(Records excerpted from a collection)
=======

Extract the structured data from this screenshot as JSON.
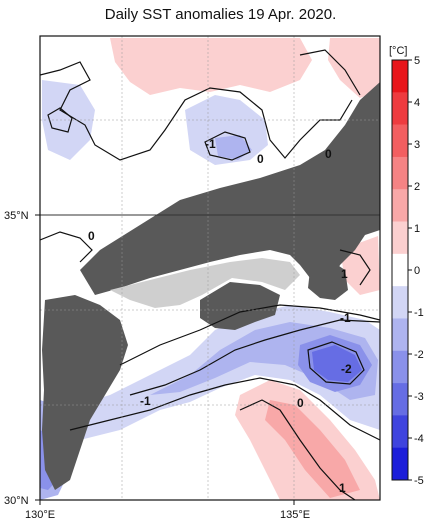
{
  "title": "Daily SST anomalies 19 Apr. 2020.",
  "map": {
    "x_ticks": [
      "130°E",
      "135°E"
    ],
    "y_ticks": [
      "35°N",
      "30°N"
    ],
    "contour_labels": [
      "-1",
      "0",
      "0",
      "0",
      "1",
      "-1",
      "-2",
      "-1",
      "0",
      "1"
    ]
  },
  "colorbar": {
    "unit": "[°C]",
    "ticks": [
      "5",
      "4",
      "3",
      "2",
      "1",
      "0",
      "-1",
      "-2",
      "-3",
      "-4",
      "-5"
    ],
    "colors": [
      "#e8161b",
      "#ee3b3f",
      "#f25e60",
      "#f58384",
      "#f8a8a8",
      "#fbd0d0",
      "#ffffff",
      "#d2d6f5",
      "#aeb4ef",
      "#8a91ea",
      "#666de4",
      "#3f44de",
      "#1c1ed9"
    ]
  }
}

=======

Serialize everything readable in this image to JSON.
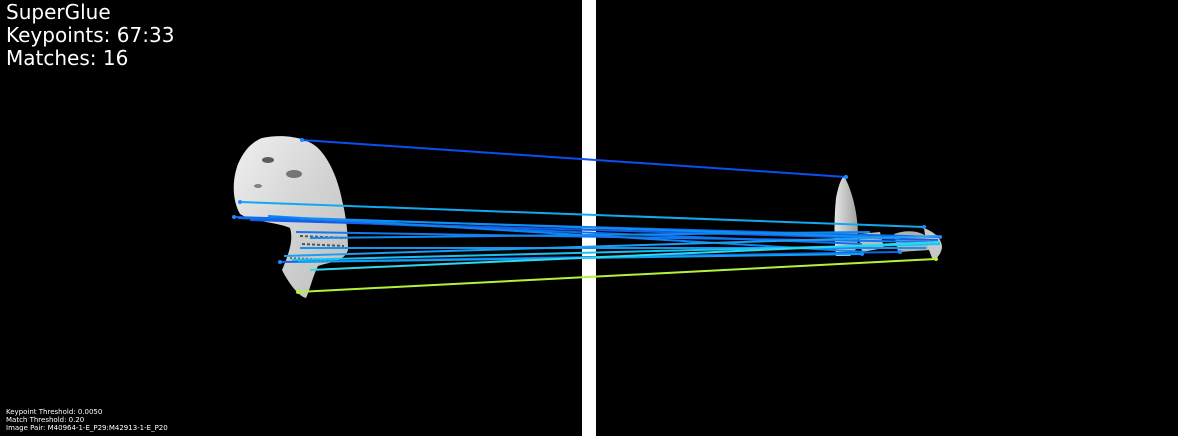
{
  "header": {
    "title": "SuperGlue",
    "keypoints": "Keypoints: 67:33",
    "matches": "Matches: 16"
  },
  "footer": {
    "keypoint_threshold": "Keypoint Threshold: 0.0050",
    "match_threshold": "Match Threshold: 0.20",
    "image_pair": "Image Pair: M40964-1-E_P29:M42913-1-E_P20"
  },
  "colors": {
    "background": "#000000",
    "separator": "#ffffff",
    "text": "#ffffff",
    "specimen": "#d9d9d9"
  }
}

=======

### WHAT YOU WILL DO
Check every line for "this" and show the ones that have it.

### PROBLEM SOLUTION
Extract the structured data from this screenshot as JSON.
Serialize everything readable in this image to JSON.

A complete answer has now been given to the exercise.